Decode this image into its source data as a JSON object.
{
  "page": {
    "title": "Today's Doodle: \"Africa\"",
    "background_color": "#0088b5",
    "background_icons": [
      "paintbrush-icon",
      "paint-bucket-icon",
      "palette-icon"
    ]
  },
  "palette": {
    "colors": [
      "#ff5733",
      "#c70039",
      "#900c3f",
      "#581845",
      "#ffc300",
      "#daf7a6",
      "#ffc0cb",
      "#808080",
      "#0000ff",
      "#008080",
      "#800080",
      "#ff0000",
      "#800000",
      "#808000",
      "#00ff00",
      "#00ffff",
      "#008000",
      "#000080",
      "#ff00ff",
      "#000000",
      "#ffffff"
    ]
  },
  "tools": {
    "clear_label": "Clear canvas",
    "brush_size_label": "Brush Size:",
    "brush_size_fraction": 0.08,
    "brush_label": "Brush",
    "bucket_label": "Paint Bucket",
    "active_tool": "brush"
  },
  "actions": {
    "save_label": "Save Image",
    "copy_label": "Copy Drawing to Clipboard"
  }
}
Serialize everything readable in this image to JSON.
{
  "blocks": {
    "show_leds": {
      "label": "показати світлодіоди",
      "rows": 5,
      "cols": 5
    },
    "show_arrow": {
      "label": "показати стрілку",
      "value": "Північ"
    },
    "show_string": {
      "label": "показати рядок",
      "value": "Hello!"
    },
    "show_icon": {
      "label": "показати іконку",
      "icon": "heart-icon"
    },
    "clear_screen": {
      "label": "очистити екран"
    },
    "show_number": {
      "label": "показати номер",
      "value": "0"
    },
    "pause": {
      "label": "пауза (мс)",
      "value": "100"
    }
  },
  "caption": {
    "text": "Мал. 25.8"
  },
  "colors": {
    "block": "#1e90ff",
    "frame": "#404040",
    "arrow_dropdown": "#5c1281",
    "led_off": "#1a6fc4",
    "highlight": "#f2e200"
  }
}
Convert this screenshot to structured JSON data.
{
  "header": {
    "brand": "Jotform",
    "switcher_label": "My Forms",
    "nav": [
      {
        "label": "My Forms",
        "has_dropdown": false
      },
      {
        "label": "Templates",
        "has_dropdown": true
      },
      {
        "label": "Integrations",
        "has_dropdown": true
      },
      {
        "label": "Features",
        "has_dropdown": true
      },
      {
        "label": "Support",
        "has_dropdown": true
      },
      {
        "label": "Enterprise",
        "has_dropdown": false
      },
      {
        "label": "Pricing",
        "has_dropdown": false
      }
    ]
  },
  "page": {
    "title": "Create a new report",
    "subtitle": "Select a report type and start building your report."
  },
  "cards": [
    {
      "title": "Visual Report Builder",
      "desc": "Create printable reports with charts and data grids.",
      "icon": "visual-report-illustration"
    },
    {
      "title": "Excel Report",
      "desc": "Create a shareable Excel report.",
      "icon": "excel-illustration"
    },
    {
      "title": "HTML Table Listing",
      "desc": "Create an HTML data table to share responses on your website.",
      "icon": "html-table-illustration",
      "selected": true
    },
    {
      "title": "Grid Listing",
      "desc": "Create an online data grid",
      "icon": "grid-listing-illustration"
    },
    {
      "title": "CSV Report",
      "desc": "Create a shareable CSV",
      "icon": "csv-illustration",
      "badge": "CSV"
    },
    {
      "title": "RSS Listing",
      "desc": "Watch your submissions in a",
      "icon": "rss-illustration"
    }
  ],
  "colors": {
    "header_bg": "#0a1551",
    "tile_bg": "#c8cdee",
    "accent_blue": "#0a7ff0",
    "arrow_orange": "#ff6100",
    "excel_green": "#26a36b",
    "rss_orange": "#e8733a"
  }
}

════════════════════

Print every entry exactly as it appears.

# FULL SOLUTION
Decode this image into its source data as a JSON object.
{
  "page": {
    "title": "Today's Doodle: \"Africa\"",
    "background_color": "#0088b5",
    "background_icons": [
      "paintbrush-icon",
      "paint-bucket-icon",
      "palette-icon"
    ]
  },
  "palette": {
    "colors": [
      "#ff5733",
      "#c70039",
      "#900c3f",
      "#581845",
      "#ffc300",
      "#daf7a6",
      "#ffc0cb",
      "#808080",
      "#0000ff",
      "#008080",
      "#800080",
      "#ff0000",
      "#800000",
      "#808000",
      "#00ff00",
      "#00ffff",
      "#008000",
      "#000080",
      "#ff00ff",
      "#000000",
      "#ffffff"
    ]
  },
  "tools": {
    "clear_label": "Clear canvas",
    "brush_size_label": "Brush Size:",
    "brush_size_fraction": 0.08,
    "brush_label": "Brush",
    "bucket_label": "Paint Bucket",
    "active_tool": "brush"
  },
  "actions": {
    "save_label": "Save Image",
    "copy_label": "Copy Drawing to Clipboard"
  }
}
Serialize everything readable in this image to JSON.
{
  "blocks": {
    "show_leds": {
      "label": "показати світлодіоди",
      "rows": 5,
      "cols": 5
    },
    "show_arrow": {
      "label": "показати стрілку",
      "value": "Північ"
    },
    "show_string": {
      "label": "показати рядок",
      "value": "Hello!"
    },
    "show_icon": {
      "label": "показати іконку",
      "icon": "heart-icon"
    },
    "clear_screen": {
      "label": "очистити екран"
    },
    "show_number": {
      "label": "показати номер",
      "value": "0"
    },
    "pause": {
      "label": "пауза (мс)",
      "value": "100"
    }
  },
  "caption": {
    "text": "Мал. 25.8"
  },
  "colors": {
    "block": "#1e90ff",
    "frame": "#404040",
    "arrow_dropdown": "#5c1281",
    "led_off": "#1a6fc4",
    "highlight": "#f2e200"
  }
}
Convert this screenshot to structured JSON data.
{
  "header": {
    "brand": "Jotform",
    "switcher_label": "My Forms",
    "nav": [
      {
        "label": "My Forms",
        "has_dropdown": false
      },
      {
        "label": "Templates",
        "has_dropdown": true
      },
      {
        "label": "Integrations",
        "has_dropdown": true
      },
      {
        "label": "Features",
        "has_dropdown": true
      },
      {
        "label": "Support",
        "has_dropdown": true
      },
      {
        "label": "Enterprise",
        "has_dropdown": false
      },
      {
        "label": "Pricing",
        "has_dropdown": false
      }
    ]
  },
  "page": {
    "title": "Create a new report",
    "subtitle": "Select a report type and start building your report."
  },
  "cards": [
    {
      "title": "Visual Report Builder",
      "desc": "Create printable reports with charts and data grids.",
      "icon": "visual-report-illustration"
    },
    {
      "title": "Excel Report",
      "desc": "Create a shareable Excel report.",
      "icon": "excel-illustration"
    },
    {
      "title": "HTML Table Listing",
      "desc": "Create an HTML data table to share responses on your website.",
      "icon": "html-table-illustration",
      "selected": true
    },
    {
      "title": "Grid Listing",
      "desc": "Create an online data grid",
      "icon": "grid-listing-illustration"
    },
    {
      "title": "CSV Report",
      "desc": "Create a shareable CSV",
      "icon": "csv-illustration",
      "badge": "CSV"
    },
    {
      "title": "RSS Listing",
      "desc": "Watch your submissions in a",
      "icon": "rss-illustration"
    }
  ],
  "colors": {
    "header_bg": "#0a1551",
    "tile_bg": "#c8cdee",
    "accent_blue": "#0a7ff0",
    "arrow_orange": "#ff6100",
    "excel_green": "#26a36b",
    "rss_orange": "#e8733a"
  }
}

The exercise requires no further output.